* [Recorded data]:
— START —

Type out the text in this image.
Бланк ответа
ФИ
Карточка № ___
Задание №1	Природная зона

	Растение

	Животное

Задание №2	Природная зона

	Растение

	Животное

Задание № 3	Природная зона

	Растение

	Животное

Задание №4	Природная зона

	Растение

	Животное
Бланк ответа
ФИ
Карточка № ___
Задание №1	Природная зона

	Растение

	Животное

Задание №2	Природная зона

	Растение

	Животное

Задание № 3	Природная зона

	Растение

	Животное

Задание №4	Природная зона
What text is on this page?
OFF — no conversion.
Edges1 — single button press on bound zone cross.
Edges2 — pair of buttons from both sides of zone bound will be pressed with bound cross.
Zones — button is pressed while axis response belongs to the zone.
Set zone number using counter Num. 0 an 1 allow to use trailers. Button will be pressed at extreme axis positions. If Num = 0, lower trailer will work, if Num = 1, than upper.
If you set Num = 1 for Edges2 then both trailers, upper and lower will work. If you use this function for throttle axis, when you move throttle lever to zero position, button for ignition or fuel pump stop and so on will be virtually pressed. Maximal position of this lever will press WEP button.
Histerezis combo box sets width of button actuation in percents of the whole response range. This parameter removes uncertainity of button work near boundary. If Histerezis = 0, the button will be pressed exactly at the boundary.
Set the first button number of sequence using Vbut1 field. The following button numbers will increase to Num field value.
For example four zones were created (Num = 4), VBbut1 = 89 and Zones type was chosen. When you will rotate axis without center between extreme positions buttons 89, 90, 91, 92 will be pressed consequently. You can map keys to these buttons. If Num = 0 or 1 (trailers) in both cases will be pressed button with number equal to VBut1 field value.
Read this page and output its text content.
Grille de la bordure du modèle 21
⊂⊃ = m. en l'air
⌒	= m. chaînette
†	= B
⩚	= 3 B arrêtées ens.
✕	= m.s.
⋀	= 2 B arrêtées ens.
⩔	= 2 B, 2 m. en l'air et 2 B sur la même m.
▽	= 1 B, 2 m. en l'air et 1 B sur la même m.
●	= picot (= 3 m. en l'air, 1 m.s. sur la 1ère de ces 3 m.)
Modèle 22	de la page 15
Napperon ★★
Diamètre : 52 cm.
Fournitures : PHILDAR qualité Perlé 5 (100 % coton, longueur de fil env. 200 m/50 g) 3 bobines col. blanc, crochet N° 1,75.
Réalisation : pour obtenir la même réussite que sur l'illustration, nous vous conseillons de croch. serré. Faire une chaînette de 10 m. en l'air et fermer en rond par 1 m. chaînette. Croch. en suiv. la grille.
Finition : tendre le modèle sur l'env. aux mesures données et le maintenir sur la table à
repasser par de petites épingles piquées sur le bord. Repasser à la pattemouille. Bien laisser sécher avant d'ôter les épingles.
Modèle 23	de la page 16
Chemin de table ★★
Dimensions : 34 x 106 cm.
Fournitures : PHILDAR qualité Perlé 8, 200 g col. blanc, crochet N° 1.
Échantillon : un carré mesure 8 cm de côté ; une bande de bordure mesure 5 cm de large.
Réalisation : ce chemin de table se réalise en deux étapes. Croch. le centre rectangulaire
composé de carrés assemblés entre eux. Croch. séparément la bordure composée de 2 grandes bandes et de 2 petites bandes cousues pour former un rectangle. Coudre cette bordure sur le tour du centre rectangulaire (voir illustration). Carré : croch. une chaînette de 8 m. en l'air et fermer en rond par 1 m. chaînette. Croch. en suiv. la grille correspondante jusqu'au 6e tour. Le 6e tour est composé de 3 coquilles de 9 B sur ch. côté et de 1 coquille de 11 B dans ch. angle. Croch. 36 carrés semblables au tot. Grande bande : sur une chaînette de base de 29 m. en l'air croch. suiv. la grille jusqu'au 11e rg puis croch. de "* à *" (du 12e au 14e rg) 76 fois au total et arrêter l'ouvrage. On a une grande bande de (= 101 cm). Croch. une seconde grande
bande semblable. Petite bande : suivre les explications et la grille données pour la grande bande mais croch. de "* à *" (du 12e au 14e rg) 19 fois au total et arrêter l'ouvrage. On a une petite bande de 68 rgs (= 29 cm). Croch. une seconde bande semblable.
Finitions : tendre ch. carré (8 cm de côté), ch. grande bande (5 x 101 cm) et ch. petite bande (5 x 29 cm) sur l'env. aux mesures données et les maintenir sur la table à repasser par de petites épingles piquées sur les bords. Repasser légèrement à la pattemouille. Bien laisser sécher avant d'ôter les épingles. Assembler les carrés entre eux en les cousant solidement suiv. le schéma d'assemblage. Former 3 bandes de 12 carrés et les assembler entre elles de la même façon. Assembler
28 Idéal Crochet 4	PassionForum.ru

— END —

* [Required work]: Pull every line containing "seconde" from the material above.

* [Correct result]:
composé de carrés assemblés entre eux. Croch. séparément la bordure composée de 2 grandes bandes et de 2 petites bandes cousues pour former un rectangle. Coudre cette bordure sur le tour du centre rectangulaire (voir illustration). Carré : croch. une chaînette de 8 m. en l'air et fermer en rond par 1 m. chaînette. Croch. en suiv. la grille correspondante jusqu'au 6e tour. Le 6e tour est composé de 3 coquilles de 9 B sur ch. côté et de 1 coquille de 11 B dans ch. angle. Croch. 36 carrés semblables au tot. Grande bande : sur une chaînette de base de 29 m. en l'air croch. suiv. la grille jusqu'au 11e rg puis croch. de "* à *" (du 12e au 14e rg) 76 fois au total et arrêter l'ouvrage. On a une grande bande de (= 101 cm). Croch. une seconde grande
bande semblable. Petite bande : suivre les explications et la grille données pour la grande bande mais croch. de "* à *" (du 12e au 14e rg) 19 fois au total et arrêter l'ouvrage. On a une petite bande de 68 rgs (= 29 cm). Croch. une seconde bande semblable.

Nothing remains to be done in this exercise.